Print all the records exactly, please.

------------------------

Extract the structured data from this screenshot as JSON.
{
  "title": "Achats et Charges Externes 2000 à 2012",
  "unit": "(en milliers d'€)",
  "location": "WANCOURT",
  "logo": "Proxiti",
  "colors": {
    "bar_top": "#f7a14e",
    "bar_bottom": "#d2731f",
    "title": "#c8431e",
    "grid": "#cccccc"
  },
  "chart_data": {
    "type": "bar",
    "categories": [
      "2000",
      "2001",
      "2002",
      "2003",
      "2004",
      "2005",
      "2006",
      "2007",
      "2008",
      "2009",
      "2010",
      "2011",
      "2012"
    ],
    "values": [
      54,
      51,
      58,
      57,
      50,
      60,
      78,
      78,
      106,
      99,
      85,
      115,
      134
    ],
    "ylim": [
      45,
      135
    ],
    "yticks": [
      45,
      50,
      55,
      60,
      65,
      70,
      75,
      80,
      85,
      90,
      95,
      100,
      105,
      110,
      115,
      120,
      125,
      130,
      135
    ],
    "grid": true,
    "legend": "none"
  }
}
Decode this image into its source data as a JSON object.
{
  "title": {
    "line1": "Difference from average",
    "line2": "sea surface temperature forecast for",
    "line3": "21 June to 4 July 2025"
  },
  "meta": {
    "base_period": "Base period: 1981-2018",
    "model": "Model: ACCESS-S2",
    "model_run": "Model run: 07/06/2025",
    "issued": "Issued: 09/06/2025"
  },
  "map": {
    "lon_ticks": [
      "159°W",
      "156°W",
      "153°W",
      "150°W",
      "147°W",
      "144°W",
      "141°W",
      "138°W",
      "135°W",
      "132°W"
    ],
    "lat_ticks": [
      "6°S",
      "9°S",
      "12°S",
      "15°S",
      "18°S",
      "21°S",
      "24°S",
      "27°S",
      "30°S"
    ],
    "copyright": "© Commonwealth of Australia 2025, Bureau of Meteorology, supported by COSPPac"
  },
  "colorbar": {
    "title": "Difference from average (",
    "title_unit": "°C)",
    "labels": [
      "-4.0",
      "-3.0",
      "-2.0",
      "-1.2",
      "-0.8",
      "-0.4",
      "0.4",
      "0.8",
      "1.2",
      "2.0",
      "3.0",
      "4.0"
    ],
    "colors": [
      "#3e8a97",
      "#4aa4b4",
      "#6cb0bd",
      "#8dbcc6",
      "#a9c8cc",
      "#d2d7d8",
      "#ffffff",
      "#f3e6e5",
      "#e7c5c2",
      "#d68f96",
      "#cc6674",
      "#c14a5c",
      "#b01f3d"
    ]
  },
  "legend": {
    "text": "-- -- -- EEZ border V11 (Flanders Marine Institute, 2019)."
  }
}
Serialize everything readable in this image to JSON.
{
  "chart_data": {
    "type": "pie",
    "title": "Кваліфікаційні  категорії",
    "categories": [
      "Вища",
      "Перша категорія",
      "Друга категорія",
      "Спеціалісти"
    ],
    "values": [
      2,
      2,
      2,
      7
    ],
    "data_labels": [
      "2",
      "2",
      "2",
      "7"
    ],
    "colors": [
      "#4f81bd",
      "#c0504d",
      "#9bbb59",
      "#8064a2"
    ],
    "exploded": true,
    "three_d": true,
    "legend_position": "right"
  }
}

------------------------

## EXERCISE OUTPUT
Extract the structured data from this screenshot as JSON.
{
  "title": "Achats et Charges Externes 2000 à 2012",
  "unit": "(en milliers d'€)",
  "location": "WANCOURT",
  "logo": "Proxiti",
  "colors": {
    "bar_top": "#f7a14e",
    "bar_bottom": "#d2731f",
    "title": "#c8431e",
    "grid": "#cccccc"
  },
  "chart_data": {
    "type": "bar",
    "categories": [
      "2000",
      "2001",
      "2002",
      "2003",
      "2004",
      "2005",
      "2006",
      "2007",
      "2008",
      "2009",
      "2010",
      "2011",
      "2012"
    ],
    "values": [
      54,
      51,
      58,
      57,
      50,
      60,
      78,
      78,
      106,
      99,
      85,
      115,
      134
    ],
    "ylim": [
      45,
      135
    ],
    "yticks": [
      45,
      50,
      55,
      60,
      65,
      70,
      75,
      80,
      85,
      90,
      95,
      100,
      105,
      110,
      115,
      120,
      125,
      130,
      135
    ],
    "grid": true,
    "legend": "none"
  }
}
Decode this image into its source data as a JSON object.
{
  "title": {
    "line1": "Difference from average",
    "line2": "sea surface temperature forecast for",
    "line3": "21 June to 4 July 2025"
  },
  "meta": {
    "base_period": "Base period: 1981-2018",
    "model": "Model: ACCESS-S2",
    "model_run": "Model run: 07/06/2025",
    "issued": "Issued: 09/06/2025"
  },
  "map": {
    "lon_ticks": [
      "159°W",
      "156°W",
      "153°W",
      "150°W",
      "147°W",
      "144°W",
      "141°W",
      "138°W",
      "135°W",
      "132°W"
    ],
    "lat_ticks": [
      "6°S",
      "9°S",
      "12°S",
      "15°S",
      "18°S",
      "21°S",
      "24°S",
      "27°S",
      "30°S"
    ],
    "copyright": "© Commonwealth of Australia 2025, Bureau of Meteorology, supported by COSPPac"
  },
  "colorbar": {
    "title": "Difference from average (",
    "title_unit": "°C)",
    "labels": [
      "-4.0",
      "-3.0",
      "-2.0",
      "-1.2",
      "-0.8",
      "-0.4",
      "0.4",
      "0.8",
      "1.2",
      "2.0",
      "3.0",
      "4.0"
    ],
    "colors": [
      "#3e8a97",
      "#4aa4b4",
      "#6cb0bd",
      "#8dbcc6",
      "#a9c8cc",
      "#d2d7d8",
      "#ffffff",
      "#f3e6e5",
      "#e7c5c2",
      "#d68f96",
      "#cc6674",
      "#c14a5c",
      "#b01f3d"
    ]
  },
  "legend": {
    "text": "-- -- -- EEZ border V11 (Flanders Marine Institute, 2019)."
  }
}
Serialize everything readable in this image to JSON.
{
  "chart_data": {
    "type": "pie",
    "title": "Кваліфікаційні  категорії",
    "categories": [
      "Вища",
      "Перша категорія",
      "Друга категорія",
      "Спеціалісти"
    ],
    "values": [
      2,
      2,
      2,
      7
    ],
    "data_labels": [
      "2",
      "2",
      "2",
      "7"
    ],
    "colors": [
      "#4f81bd",
      "#c0504d",
      "#9bbb59",
      "#8064a2"
    ],
    "exploded": true,
    "three_d": true,
    "legend_position": "right"
  }
}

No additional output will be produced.